## [Required task]
Return all lines below containing the word "title".

─── Input records ───

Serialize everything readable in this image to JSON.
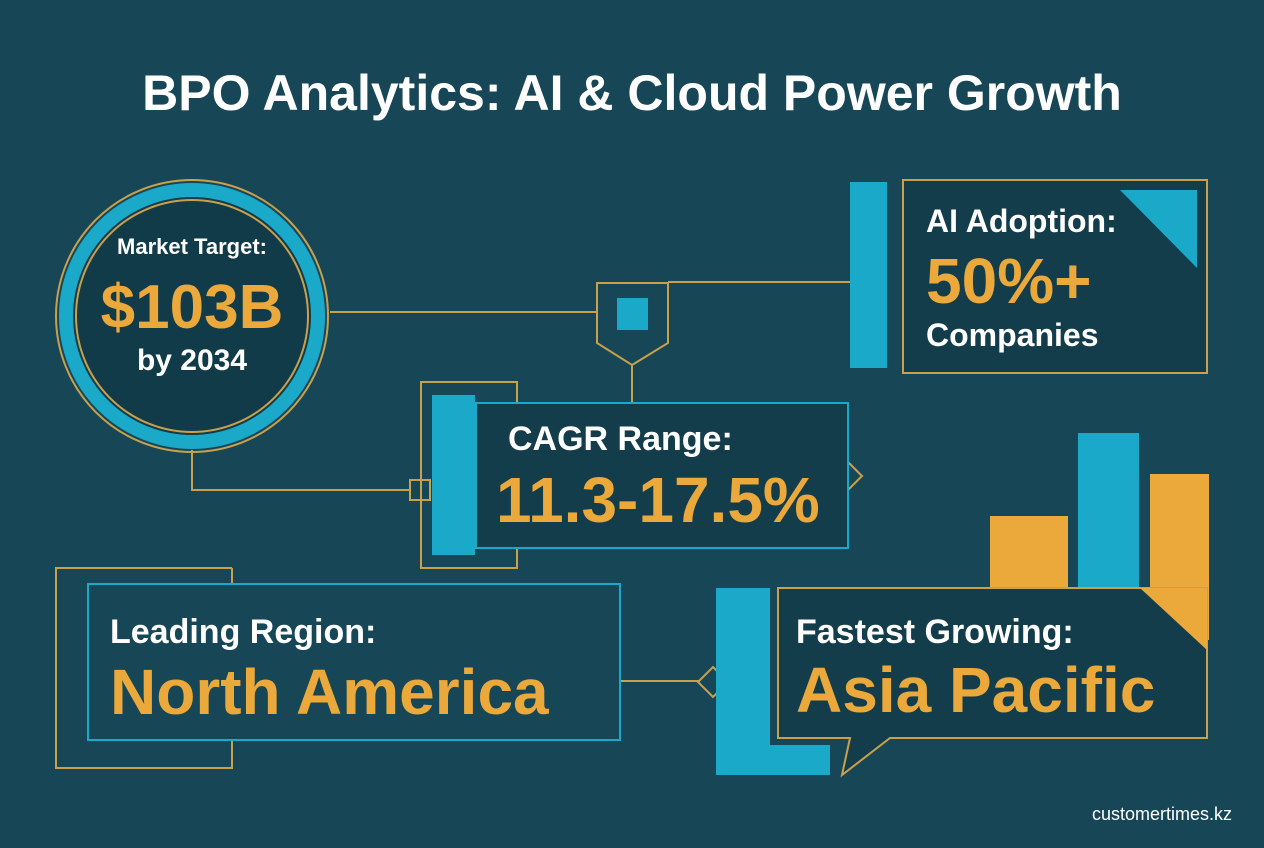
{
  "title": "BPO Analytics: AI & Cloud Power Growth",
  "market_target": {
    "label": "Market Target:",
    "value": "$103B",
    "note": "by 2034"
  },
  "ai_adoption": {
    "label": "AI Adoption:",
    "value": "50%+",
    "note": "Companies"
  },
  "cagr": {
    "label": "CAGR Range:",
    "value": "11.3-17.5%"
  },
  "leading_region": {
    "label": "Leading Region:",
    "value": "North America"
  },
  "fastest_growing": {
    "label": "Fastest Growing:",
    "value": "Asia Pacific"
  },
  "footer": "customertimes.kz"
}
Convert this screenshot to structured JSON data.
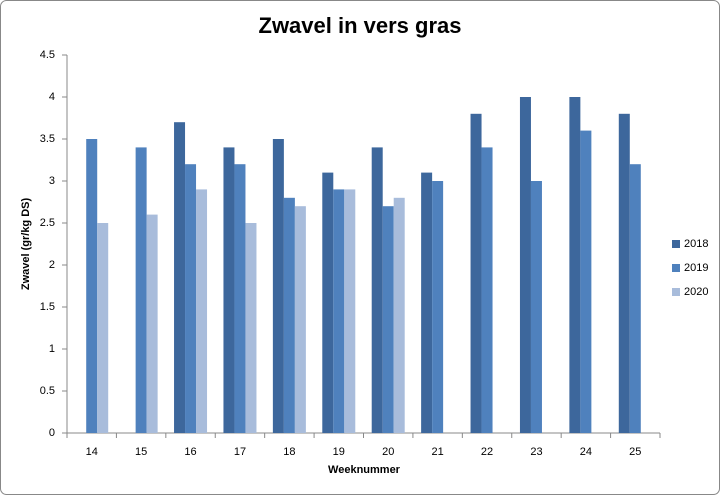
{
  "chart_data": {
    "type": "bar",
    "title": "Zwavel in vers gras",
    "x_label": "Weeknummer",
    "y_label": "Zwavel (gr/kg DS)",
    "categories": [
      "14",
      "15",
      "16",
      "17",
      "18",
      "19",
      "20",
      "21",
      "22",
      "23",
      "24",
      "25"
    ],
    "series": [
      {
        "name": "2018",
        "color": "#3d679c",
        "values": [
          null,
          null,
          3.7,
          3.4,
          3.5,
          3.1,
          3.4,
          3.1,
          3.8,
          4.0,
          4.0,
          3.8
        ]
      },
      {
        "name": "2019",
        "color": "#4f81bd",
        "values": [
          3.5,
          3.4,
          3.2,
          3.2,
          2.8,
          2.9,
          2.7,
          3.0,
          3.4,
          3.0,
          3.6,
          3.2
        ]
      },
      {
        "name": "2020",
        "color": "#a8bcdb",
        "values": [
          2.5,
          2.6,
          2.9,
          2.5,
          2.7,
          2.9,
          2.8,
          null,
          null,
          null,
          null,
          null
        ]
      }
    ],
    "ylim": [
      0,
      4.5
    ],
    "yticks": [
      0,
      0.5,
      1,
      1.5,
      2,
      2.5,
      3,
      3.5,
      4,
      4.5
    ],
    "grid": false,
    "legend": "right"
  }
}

───

## [Expected answer]
  "title": "BPO Analytics: AI & Cloud Power Growth",
    "title": "Zwavel in vers gras",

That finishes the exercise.